━━ DATA PROVIDED ━━

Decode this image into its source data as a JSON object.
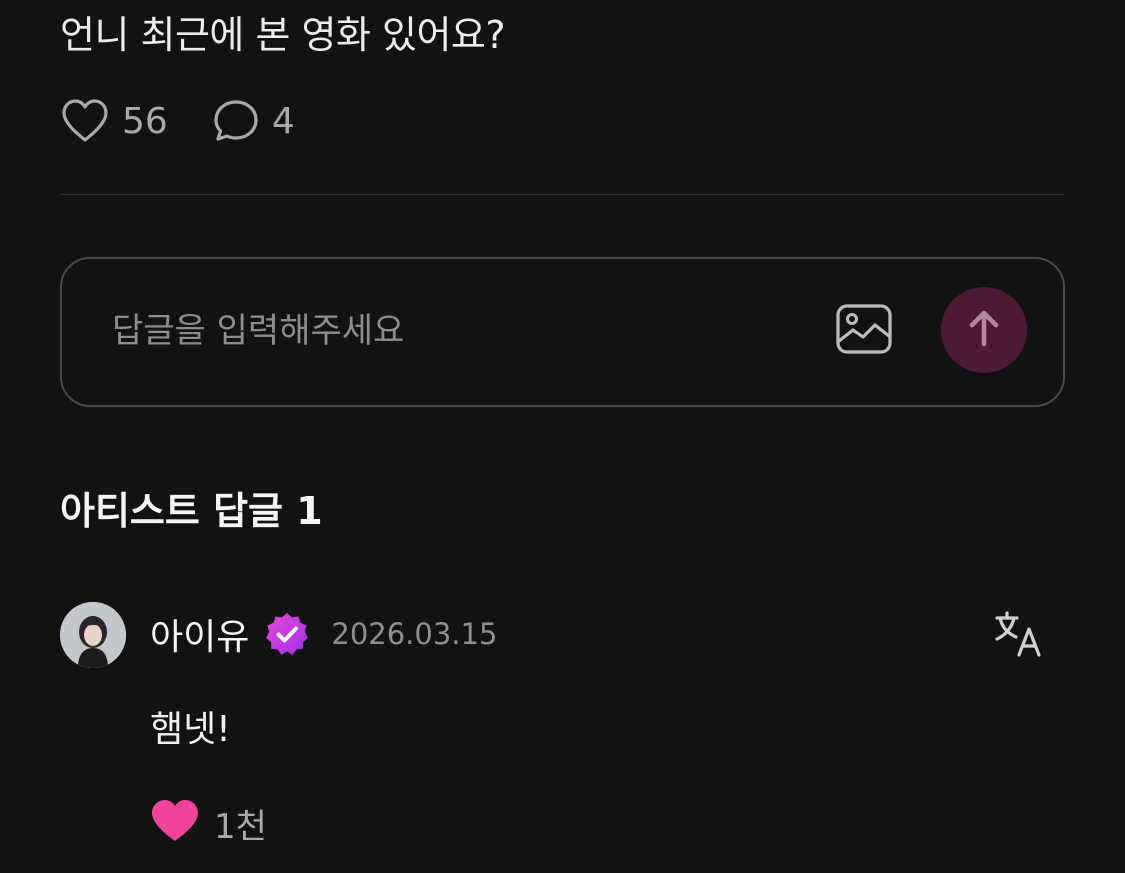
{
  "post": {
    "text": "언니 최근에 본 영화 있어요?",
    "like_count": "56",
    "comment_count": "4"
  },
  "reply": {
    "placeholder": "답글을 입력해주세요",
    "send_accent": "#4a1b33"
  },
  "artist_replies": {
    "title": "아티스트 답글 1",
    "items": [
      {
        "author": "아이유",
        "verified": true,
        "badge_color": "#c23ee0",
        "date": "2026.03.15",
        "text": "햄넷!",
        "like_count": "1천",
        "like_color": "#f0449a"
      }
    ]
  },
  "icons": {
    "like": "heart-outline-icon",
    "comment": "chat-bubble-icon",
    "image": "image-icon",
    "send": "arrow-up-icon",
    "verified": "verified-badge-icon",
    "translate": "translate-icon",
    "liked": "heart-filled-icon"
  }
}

━━━
━━ DATA PROVIDED ━━

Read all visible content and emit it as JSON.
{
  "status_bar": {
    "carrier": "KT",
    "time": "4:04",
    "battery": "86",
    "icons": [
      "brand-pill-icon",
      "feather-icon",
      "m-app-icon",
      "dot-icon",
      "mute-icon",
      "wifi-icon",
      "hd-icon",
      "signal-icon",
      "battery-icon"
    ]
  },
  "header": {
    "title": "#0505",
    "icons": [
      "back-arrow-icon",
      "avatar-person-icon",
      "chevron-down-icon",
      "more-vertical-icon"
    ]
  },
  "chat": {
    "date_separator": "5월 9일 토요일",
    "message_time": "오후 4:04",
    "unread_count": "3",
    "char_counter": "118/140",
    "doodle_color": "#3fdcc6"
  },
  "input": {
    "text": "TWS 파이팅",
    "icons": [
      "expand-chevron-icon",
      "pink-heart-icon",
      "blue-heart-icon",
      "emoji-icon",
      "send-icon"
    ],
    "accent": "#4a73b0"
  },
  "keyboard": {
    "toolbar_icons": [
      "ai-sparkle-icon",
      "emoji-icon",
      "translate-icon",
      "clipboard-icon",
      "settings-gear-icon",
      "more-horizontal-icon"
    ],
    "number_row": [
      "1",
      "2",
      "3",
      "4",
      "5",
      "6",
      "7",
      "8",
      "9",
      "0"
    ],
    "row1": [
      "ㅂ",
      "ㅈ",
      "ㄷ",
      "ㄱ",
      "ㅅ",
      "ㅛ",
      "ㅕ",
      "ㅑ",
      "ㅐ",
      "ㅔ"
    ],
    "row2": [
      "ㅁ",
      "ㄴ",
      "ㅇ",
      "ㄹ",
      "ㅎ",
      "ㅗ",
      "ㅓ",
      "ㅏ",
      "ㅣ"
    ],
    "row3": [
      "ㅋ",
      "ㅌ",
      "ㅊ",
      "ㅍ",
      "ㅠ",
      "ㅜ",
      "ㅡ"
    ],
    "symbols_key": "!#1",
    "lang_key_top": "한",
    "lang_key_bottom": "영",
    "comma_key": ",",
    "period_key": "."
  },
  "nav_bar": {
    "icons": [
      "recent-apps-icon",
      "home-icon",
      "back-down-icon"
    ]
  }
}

━━━
━━ DATA PROVIDED ━━

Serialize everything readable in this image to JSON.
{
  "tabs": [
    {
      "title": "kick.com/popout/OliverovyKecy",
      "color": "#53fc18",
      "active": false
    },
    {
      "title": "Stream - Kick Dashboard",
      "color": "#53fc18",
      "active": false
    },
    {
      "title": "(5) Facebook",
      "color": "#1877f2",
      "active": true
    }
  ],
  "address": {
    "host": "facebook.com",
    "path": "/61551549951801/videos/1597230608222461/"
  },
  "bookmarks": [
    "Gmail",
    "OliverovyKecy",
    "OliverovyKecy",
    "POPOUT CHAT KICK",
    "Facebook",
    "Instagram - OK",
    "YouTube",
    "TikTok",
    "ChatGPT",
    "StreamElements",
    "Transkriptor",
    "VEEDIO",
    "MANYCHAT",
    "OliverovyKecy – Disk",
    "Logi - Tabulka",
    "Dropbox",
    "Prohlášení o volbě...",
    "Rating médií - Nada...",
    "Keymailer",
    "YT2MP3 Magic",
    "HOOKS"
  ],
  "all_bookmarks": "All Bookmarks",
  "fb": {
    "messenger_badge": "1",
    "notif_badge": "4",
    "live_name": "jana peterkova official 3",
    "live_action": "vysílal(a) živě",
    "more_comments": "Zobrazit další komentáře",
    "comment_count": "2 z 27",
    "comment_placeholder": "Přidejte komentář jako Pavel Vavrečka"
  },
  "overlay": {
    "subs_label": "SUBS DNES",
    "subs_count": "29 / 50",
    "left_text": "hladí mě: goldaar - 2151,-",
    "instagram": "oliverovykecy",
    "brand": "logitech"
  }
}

━━━

◆ WRITTEN INSTRUCTION ◆
All lines in the data that contain the word "heart" should be copied.

◆ FINISHED EXERCISE ◆
    "like": "heart-outline-icon",
    "liked": "heart-filled-icon"
      "pink-heart-icon",
      "blue-heart-icon",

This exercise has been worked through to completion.